(Task goal)
Give back the whole listing exactly as shown.

(Data lines)

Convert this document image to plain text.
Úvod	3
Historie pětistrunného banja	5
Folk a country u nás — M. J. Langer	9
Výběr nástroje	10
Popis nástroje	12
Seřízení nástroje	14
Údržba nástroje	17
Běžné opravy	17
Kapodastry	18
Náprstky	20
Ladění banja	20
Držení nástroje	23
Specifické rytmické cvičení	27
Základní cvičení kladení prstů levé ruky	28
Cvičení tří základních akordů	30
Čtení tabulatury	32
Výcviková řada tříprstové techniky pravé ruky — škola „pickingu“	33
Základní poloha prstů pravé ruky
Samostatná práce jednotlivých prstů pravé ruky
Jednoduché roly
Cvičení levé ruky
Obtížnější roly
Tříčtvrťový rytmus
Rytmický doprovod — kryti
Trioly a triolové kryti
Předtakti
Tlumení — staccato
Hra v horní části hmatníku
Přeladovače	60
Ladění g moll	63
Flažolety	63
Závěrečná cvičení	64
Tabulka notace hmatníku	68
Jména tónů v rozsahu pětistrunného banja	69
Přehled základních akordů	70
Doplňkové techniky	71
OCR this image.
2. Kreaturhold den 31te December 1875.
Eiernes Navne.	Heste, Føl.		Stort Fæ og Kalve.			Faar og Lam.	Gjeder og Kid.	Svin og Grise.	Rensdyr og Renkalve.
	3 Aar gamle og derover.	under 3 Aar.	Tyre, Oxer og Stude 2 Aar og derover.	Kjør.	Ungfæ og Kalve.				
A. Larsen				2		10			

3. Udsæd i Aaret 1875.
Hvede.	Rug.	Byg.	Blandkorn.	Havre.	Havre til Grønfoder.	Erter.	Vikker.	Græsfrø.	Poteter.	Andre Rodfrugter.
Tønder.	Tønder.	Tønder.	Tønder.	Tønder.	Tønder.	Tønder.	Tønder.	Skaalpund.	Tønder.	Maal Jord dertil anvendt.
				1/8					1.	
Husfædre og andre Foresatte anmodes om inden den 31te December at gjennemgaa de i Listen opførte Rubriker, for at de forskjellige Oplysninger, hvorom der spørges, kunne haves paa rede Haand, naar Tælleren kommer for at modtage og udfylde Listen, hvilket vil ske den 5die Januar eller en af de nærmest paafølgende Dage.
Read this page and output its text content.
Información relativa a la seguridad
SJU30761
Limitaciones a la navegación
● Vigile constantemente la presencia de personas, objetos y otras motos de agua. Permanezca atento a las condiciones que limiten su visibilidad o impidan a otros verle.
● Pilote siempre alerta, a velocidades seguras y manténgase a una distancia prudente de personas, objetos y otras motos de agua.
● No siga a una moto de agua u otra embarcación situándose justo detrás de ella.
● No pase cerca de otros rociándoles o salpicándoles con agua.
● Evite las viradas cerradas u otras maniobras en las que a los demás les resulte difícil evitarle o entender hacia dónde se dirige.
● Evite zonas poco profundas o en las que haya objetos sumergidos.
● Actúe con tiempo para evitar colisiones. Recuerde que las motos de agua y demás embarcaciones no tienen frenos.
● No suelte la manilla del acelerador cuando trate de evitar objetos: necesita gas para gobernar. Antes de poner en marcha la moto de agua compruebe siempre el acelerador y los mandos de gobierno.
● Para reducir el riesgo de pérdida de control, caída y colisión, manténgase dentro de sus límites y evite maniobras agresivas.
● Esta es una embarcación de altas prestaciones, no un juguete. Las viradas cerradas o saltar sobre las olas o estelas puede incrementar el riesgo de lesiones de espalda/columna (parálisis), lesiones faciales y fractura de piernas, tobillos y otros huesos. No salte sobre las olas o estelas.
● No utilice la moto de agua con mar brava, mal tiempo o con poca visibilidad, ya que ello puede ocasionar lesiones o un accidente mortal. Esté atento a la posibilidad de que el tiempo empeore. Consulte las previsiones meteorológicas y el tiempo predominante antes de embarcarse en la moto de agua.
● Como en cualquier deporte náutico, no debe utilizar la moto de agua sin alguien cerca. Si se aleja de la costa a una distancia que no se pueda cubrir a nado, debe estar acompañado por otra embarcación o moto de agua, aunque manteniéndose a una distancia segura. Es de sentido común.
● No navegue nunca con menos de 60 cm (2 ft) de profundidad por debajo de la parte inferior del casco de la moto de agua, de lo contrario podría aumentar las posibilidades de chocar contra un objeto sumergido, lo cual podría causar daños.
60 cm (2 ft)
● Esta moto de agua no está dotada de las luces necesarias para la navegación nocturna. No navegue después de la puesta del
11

(Answer to this exercise)
Convert this document image to plain text.
Úvod	3
Historie pětistrunného banja	5
Folk a country u nás — M. J. Langer	9
Výběr nástroje	10
Popis nástroje	12
Seřízení nástroje	14
Údržba nástroje	17
Běžné opravy	17
Kapodastry	18
Náprstky	20
Ladění banja	20
Držení nástroje	23
Specifické rytmické cvičení	27
Základní cvičení kladení prstů levé ruky	28
Cvičení tří základních akordů	30
Čtení tabulatury	32
Výcviková řada tříprstové techniky pravé ruky — škola „pickingu“	33
Základní poloha prstů pravé ruky
Samostatná práce jednotlivých prstů pravé ruky
Jednoduché roly
Cvičení levé ruky
Obtížnější roly
Tříčtvrťový rytmus
Rytmický doprovod — kryti
Trioly a triolové kryti
Předtakti
Tlumení — staccato
Hra v horní části hmatníku
Přeladovače	60
Ladění g moll	63
Flažolety	63
Závěrečná cvičení	64
Tabulka notace hmatníku	68
Jména tónů v rozsahu pětistrunného banja	69
Přehled základních akordů	70
Doplňkové techniky	71
OCR this image.
2. Kreaturhold den 31te December 1875.
Eiernes Navne.	Heste, Føl.		Stort Fæ og Kalve.			Faar og Lam.	Gjeder og Kid.	Svin og Grise.	Rensdyr og Renkalve.
	3 Aar gamle og derover.	under 3 Aar.	Tyre, Oxer og Stude 2 Aar og derover.	Kjør.	Ungfæ og Kalve.				
A. Larsen				2		10			

3. Udsæd i Aaret 1875.
Hvede.	Rug.	Byg.	Blandkorn.	Havre.	Havre til Grønfoder.	Erter.	Vikker.	Græsfrø.	Poteter.	Andre Rodfrugter.
Tønder.	Tønder.	Tønder.	Tønder.	Tønder.	Tønder.	Tønder.	Tønder.	Skaalpund.	Tønder.	Maal Jord dertil anvendt.
				1/8					1.	
Husfædre og andre Foresatte anmodes om inden den 31te December at gjennemgaa de i Listen opførte Rubriker, for at de forskjellige Oplysninger, hvorom der spørges, kunne haves paa rede Haand, naar Tælleren kommer for at modtage og udfylde Listen, hvilket vil ske den 5die Januar eller en af de nærmest paafølgende Dage.
Read this page and output its text content.
Información relativa a la seguridad
SJU30761
Limitaciones a la navegación
● Vigile constantemente la presencia de personas, objetos y otras motos de agua. Permanezca atento a las condiciones que limiten su visibilidad o impidan a otros verle.
● Pilote siempre alerta, a velocidades seguras y manténgase a una distancia prudente de personas, objetos y otras motos de agua.
● No siga a una moto de agua u otra embarcación situándose justo detrás de ella.
● No pase cerca de otros rociándoles o salpicándoles con agua.
● Evite las viradas cerradas u otras maniobras en las que a los demás les resulte difícil evitarle o entender hacia dónde se dirige.
● Evite zonas poco profundas o en las que haya objetos sumergidos.
● Actúe con tiempo para evitar colisiones. Recuerde que las motos de agua y demás embarcaciones no tienen frenos.
● No suelte la manilla del acelerador cuando trate de evitar objetos: necesita gas para gobernar. Antes de poner en marcha la moto de agua compruebe siempre el acelerador y los mandos de gobierno.
● Para reducir el riesgo de pérdida de control, caída y colisión, manténgase dentro de sus límites y evite maniobras agresivas.
● Esta es una embarcación de altas prestaciones, no un juguete. Las viradas cerradas o saltar sobre las olas o estelas puede incrementar el riesgo de lesiones de espalda/columna (parálisis), lesiones faciales y fractura de piernas, tobillos y otros huesos. No salte sobre las olas o estelas.
● No utilice la moto de agua con mar brava, mal tiempo o con poca visibilidad, ya que ello puede ocasionar lesiones o un accidente mortal. Esté atento a la posibilidad de que el tiempo empeore. Consulte las previsiones meteorológicas y el tiempo predominante antes de embarcarse en la moto de agua.
● Como en cualquier deporte náutico, no debe utilizar la moto de agua sin alguien cerca. Si se aleja de la costa a una distancia que no se pueda cubrir a nado, debe estar acompañado por otra embarcación o moto de agua, aunque manteniéndose a una distancia segura. Es de sentido común.
● No navegue nunca con menos de 60 cm (2 ft) de profundidad por debajo de la parte inferior del casco de la moto de agua, de lo contrario podría aumentar las posibilidades de chocar contra un objeto sumergido, lo cual podría causar daños.
60 cm (2 ft)
● Esta moto de agua no está dotada de las luces necesarias para la navegación nocturna. No navegue después de la puesta del
11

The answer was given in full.